## Exercise
Below is a set of records; restate each one word for word.

## Record extracts
—————
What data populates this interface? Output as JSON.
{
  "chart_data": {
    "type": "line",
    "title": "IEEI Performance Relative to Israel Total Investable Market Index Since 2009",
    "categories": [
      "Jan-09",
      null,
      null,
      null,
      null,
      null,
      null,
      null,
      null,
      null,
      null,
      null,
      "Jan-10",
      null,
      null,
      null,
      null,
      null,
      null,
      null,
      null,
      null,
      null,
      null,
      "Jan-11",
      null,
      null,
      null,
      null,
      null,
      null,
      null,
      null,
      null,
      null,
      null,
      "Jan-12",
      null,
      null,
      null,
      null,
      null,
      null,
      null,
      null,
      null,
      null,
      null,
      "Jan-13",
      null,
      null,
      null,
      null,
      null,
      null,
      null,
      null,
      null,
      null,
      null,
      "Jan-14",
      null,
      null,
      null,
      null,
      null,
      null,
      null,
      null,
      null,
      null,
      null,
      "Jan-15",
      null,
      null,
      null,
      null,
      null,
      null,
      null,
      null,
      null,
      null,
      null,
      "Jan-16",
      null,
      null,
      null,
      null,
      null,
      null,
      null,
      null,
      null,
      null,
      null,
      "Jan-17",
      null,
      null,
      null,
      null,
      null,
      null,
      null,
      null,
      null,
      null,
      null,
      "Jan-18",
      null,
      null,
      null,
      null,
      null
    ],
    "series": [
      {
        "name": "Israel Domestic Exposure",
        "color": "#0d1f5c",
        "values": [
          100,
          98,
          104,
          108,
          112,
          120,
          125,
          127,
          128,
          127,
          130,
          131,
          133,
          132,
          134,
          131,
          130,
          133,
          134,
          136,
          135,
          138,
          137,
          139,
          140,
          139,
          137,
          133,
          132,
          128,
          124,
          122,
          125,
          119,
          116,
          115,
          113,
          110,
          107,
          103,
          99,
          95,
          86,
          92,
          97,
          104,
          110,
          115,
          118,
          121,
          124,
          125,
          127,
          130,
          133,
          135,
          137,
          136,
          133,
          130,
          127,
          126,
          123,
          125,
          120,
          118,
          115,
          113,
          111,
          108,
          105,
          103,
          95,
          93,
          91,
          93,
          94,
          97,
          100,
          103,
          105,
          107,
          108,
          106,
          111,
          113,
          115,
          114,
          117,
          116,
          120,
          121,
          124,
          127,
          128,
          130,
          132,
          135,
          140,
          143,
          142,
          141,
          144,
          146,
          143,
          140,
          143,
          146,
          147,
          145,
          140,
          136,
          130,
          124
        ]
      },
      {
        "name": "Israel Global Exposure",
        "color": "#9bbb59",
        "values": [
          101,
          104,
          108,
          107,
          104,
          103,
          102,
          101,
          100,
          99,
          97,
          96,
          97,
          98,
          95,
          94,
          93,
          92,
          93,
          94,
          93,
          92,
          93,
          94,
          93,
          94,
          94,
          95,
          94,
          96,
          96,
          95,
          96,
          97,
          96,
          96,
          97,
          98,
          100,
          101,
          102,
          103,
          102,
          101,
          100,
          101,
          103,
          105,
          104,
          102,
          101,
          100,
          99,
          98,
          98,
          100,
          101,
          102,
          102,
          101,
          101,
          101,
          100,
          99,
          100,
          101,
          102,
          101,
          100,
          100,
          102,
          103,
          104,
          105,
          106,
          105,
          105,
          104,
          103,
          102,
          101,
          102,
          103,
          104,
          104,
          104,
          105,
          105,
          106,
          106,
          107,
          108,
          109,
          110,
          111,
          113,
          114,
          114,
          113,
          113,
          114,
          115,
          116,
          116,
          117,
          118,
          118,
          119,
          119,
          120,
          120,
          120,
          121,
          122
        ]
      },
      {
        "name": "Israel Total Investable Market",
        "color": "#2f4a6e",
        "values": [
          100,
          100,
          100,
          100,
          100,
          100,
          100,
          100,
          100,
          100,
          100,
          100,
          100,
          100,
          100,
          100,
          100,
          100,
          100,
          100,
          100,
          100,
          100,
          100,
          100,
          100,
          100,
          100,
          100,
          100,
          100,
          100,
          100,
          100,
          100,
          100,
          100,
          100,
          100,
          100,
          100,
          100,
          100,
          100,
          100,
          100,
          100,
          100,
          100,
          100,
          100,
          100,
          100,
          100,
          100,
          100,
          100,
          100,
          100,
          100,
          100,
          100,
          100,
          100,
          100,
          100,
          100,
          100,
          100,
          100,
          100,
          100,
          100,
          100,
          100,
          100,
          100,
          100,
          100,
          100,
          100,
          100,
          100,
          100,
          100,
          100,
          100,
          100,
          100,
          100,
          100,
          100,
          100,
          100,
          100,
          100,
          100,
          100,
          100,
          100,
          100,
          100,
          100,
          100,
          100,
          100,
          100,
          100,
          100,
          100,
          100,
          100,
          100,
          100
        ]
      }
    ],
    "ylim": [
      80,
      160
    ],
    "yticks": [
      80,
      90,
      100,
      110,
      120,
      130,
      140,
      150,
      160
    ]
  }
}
—————
## Complete answer
What data populates this interface? Output as JSON.
{
  "chart_data": {
    "type": "line",
    "title": "IEEI Performance Relative to Israel Total Investable Market Index Since 2009",
    "categories": [
      "Jan-09",
      null,
      null,
      null,
      null,
      null,
      null,
      null,
      null,
      null,
      null,
      null,
      "Jan-10",
      null,
      null,
      null,
      null,
      null,
      null,
      null,
      null,
      null,
      null,
      null,
      "Jan-11",
      null,
      null,
      null,
      null,
      null,
      null,
      null,
      null,
      null,
      null,
      null,
      "Jan-12",
      null,
      null,
      null,
      null,
      null,
      null,
      null,
      null,
      null,
      null,
      null,
      "Jan-13",
      null,
      null,
      null,
      null,
      null,
      null,
      null,
      null,
      null,
      null,
      null,
      "Jan-14",
      null,
      null,
      null,
      null,
      null,
      null,
      null,
      null,
      null,
      null,
      null,
      "Jan-15",
      null,
      null,
      null,
      null,
      null,
      null,
      null,
      null,
      null,
      null,
      null,
      "Jan-16",
      null,
      null,
      null,
      null,
      null,
      null,
      null,
      null,
      null,
      null,
      null,
      "Jan-17",
      null,
      null,
      null,
      null,
      null,
      null,
      null,
      null,
      null,
      null,
      null,
      "Jan-18",
      null,
      null,
      null,
      null,
      null
    ],
    "series": [
      {
        "name": "Israel Domestic Exposure",
        "color": "#0d1f5c",
        "values": [
          100,
          98,
          104,
          108,
          112,
          120,
          125,
          127,
          128,
          127,
          130,
          131,
          133,
          132,
          134,
          131,
          130,
          133,
          134,
          136,
          135,
          138,
          137,
          139,
          140,
          139,
          137,
          133,
          132,
          128,
          124,
          122,
          125,
          119,
          116,
          115,
          113,
          110,
          107,
          103,
          99,
          95,
          86,
          92,
          97,
          104,
          110,
          115,
          118,
          121,
          124,
          125,
          127,
          130,
          133,
          135,
          137,
          136,
          133,
          130,
          127,
          126,
          123,
          125,
          120,
          118,
          115,
          113,
          111,
          108,
          105,
          103,
          95,
          93,
          91,
          93,
          94,
          97,
          100,
          103,
          105,
          107,
          108,
          106,
          111,
          113,
          115,
          114,
          117,
          116,
          120,
          121,
          124,
          127,
          128,
          130,
          132,
          135,
          140,
          143,
          142,
          141,
          144,
          146,
          143,
          140,
          143,
          146,
          147,
          145,
          140,
          136,
          130,
          124
        ]
      },
      {
        "name": "Israel Global Exposure",
        "color": "#9bbb59",
        "values": [
          101,
          104,
          108,
          107,
          104,
          103,
          102,
          101,
          100,
          99,
          97,
          96,
          97,
          98,
          95,
          94,
          93,
          92,
          93,
          94,
          93,
          92,
          93,
          94,
          93,
          94,
          94,
          95,
          94,
          96,
          96,
          95,
          96,
          97,
          96,
          96,
          97,
          98,
          100,
          101,
          102,
          103,
          102,
          101,
          100,
          101,
          103,
          105,
          104,
          102,
          101,
          100,
          99,
          98,
          98,
          100,
          101,
          102,
          102,
          101,
          101,
          101,
          100,
          99,
          100,
          101,
          102,
          101,
          100,
          100,
          102,
          103,
          104,
          105,
          106,
          105,
          105,
          104,
          103,
          102,
          101,
          102,
          103,
          104,
          104,
          104,
          105,
          105,
          106,
          106,
          107,
          108,
          109,
          110,
          111,
          113,
          114,
          114,
          113,
          113,
          114,
          115,
          116,
          116,
          117,
          118,
          118,
          119,
          119,
          120,
          120,
          120,
          121,
          122
        ]
      },
      {
        "name": "Israel Total Investable Market",
        "color": "#2f4a6e",
        "values": [
          100,
          100,
          100,
          100,
          100,
          100,
          100,
          100,
          100,
          100,
          100,
          100,
          100,
          100,
          100,
          100,
          100,
          100,
          100,
          100,
          100,
          100,
          100,
          100,
          100,
          100,
          100,
          100,
          100,
          100,
          100,
          100,
          100,
          100,
          100,
          100,
          100,
          100,
          100,
          100,
          100,
          100,
          100,
          100,
          100,
          100,
          100,
          100,
          100,
          100,
          100,
          100,
          100,
          100,
          100,
          100,
          100,
          100,
          100,
          100,
          100,
          100,
          100,
          100,
          100,
          100,
          100,
          100,
          100,
          100,
          100,
          100,
          100,
          100,
          100,
          100,
          100,
          100,
          100,
          100,
          100,
          100,
          100,
          100,
          100,
          100,
          100,
          100,
          100,
          100,
          100,
          100,
          100,
          100,
          100,
          100,
          100,
          100,
          100,
          100,
          100,
          100,
          100,
          100,
          100,
          100,
          100,
          100,
          100,
          100,
          100,
          100,
          100,
          100
        ]
      }
    ],
    "ylim": [
      80,
      160
    ],
    "yticks": [
      80,
      90,
      100,
      110,
      120,
      130,
      140,
      150,
      160
    ]
  }
}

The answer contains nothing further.